§ Source text
---

It could be argued that every council needs its identity and shop front; perhaps that identity could be transferred to Alpha through use of top level meta data, branding pages as required. To my mind, the current system is almost like having every branch of Next able to operate completely independently from head office. It just wouldn’t work!
Perhaps I’m being naive about this, but I think that this is genuinely the most important thing that Alpha could bring to the table.
…except we’re nowhere near being branches of Next. Though we deliver similar services, we do it in over 500 different ways. If you want to standardise that then I think that flies in the face of the localism agenda. We might at well get rid of local government…
Of course, there are synergies to be exploited through open data and alpha.gov.uk. Then again, are we destined to go down the same DirectGov path?
Hi Pete,
Treading carefully with this as I didn’t set out to rile up with this musing! I think I still don’t get the division and individuality of local over central govt. To my mind having all these different systems and methods operating is wasteful when we could be funneling things down a standard path.
I think DirectGov overcomplicated things and, from a local point of view, wrapped things up in the ESD toolkit which I personally found a bit awkward. Alpha seems to be approaching things from an angle of simplicity. Perhaps this is where pure service delivery could come from, leaving local sites to worry more about information?
Hi Andrew,
I couldn’t agree more: it’s always struck me as a little absurd that – despite such a vast amount of common information, and despite offering fundamentally similar web-based services (pay for…, find out when…) – LAs continue to deliver so differently on the web.
Of course, LAs are vast, multi-faceted organisations, amongst which there is a hell of a lot of diversity. Because of this any set of shared tools would need to be designed to accomodate differences whilst facilitating the delivery of ‘common ground’ info/services.

---

§ Directions for this task
Decide whether each statement below agrees with the council web discussion above, answering yes or no and quoting the deciding words from it. 1. One reply says councils deliver similar services in over 500 different ways. 2. DirectGov is described as having simplified things. 3. Shared tools for LAs would need to allow for differences between them.

§ Exercise data
---

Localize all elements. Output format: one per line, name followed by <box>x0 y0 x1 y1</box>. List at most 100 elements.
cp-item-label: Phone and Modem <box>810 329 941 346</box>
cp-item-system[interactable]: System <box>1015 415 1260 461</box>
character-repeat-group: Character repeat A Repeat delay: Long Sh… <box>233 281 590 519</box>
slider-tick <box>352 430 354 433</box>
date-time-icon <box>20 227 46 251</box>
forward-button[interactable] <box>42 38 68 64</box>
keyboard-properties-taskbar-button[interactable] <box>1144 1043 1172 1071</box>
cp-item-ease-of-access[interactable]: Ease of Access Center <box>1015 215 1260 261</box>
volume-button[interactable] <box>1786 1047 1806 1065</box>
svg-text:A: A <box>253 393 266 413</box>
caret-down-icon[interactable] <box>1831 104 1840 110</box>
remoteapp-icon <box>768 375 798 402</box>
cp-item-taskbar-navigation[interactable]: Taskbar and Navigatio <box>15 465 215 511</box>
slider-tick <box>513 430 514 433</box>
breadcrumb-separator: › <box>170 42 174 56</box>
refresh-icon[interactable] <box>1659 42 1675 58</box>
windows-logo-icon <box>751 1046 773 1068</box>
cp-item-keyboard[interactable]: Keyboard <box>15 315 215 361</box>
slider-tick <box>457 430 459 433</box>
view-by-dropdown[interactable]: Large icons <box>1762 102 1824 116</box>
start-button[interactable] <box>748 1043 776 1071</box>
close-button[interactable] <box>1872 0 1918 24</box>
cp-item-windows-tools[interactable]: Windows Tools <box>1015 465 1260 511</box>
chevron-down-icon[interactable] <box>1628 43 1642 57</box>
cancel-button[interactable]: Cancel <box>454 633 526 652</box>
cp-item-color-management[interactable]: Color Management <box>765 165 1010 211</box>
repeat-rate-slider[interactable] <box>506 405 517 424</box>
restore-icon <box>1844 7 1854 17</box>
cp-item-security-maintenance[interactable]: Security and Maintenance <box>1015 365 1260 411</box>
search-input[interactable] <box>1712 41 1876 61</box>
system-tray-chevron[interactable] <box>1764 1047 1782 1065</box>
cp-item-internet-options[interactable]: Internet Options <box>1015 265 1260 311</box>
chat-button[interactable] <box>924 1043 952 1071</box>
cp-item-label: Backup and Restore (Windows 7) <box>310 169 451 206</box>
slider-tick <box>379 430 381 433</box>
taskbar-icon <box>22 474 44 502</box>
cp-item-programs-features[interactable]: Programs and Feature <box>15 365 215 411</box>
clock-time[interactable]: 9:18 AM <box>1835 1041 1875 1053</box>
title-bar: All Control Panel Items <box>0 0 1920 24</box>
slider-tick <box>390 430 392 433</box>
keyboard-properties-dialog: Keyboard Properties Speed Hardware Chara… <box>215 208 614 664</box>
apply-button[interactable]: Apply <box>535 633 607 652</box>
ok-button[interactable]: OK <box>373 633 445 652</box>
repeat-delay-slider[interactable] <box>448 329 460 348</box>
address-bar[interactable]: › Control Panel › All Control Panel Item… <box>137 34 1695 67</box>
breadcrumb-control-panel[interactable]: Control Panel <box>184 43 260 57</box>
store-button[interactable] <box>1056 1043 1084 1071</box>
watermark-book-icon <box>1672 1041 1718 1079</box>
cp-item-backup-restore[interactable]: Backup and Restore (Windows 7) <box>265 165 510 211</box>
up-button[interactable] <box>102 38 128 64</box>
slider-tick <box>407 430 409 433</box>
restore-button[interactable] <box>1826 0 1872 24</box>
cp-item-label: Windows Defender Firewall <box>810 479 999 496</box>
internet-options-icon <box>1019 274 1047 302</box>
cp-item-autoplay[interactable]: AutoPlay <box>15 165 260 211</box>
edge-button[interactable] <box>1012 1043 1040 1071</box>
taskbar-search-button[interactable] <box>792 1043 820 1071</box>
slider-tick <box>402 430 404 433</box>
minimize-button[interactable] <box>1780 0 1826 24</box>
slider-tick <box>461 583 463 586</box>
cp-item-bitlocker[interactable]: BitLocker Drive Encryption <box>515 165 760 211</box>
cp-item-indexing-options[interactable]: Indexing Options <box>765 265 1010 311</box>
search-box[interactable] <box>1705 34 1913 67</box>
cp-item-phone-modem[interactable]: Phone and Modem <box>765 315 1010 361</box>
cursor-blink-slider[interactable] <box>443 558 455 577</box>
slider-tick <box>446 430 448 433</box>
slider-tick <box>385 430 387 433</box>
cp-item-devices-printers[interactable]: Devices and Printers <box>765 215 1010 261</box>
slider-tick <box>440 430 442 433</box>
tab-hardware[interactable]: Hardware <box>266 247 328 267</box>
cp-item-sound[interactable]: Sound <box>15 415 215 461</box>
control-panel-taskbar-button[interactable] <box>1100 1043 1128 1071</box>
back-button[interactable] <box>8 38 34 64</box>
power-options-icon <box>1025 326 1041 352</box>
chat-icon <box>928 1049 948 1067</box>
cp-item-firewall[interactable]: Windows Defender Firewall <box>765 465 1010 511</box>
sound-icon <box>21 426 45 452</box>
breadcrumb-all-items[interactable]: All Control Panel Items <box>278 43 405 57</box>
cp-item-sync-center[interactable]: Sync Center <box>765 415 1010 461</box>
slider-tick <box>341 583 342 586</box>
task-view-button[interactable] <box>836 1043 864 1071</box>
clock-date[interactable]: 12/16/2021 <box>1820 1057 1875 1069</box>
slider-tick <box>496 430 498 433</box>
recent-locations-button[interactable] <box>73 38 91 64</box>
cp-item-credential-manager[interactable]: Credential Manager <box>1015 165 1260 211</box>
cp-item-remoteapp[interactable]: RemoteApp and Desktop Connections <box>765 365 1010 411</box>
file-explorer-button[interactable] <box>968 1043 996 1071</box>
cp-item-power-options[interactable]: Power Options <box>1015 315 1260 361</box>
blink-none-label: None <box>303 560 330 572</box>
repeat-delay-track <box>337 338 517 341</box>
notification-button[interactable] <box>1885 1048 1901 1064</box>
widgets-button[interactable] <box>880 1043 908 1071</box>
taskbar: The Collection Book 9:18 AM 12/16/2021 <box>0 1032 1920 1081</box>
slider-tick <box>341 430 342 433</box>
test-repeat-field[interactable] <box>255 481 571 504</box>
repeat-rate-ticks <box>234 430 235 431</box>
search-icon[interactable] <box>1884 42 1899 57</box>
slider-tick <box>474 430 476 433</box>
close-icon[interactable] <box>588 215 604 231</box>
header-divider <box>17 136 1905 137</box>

---

§ Output below
1. Yes: "Though we deliver similar services, we do it in over 500 different ways."
2. No: "I think DirectGov overcomplicated things"
3. Yes: "any set of shared tools would need to be designed to accomodate differences"